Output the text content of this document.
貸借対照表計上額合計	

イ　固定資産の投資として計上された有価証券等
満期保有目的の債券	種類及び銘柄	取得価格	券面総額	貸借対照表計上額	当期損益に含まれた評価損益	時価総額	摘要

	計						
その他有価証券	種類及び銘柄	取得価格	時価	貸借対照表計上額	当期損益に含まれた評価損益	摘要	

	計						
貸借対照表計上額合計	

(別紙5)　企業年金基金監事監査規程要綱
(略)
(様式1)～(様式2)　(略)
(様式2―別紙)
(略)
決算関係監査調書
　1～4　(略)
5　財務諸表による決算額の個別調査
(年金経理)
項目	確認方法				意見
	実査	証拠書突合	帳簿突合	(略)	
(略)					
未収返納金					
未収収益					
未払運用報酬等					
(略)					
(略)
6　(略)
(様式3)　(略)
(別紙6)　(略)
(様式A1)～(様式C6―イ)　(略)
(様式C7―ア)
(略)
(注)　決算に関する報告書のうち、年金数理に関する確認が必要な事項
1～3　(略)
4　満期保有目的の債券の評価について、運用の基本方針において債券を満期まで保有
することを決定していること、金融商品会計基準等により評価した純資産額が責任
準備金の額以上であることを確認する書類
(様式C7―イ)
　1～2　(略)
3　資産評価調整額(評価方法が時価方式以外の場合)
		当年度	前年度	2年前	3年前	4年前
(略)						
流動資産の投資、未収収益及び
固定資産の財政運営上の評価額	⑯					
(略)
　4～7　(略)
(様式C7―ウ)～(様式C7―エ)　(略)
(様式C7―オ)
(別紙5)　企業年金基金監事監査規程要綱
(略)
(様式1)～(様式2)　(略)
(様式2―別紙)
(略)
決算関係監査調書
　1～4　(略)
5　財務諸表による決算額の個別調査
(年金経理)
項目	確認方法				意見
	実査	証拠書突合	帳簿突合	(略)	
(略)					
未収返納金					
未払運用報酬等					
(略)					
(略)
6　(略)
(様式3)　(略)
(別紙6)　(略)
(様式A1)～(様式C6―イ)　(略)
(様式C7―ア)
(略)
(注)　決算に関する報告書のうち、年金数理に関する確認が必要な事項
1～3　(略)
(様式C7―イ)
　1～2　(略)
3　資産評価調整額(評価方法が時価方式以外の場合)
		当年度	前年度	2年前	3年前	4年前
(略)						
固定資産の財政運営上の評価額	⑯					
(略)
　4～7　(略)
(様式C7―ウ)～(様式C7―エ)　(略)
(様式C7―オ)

────────

◆ JOB ◆
Find each line holding "種類及び銘柄". Copy it out.

◆ TASK OUTPUT ◆
満期保有目的の債券	種類及び銘柄	取得価格	券面総額	貸借対照表計上額	当期損益に含まれた評価損益	時価総額	摘要
その他有価証券	種類及び銘柄	取得価格	時価	貸借対照表計上額	当期損益に含まれた評価損益	摘要	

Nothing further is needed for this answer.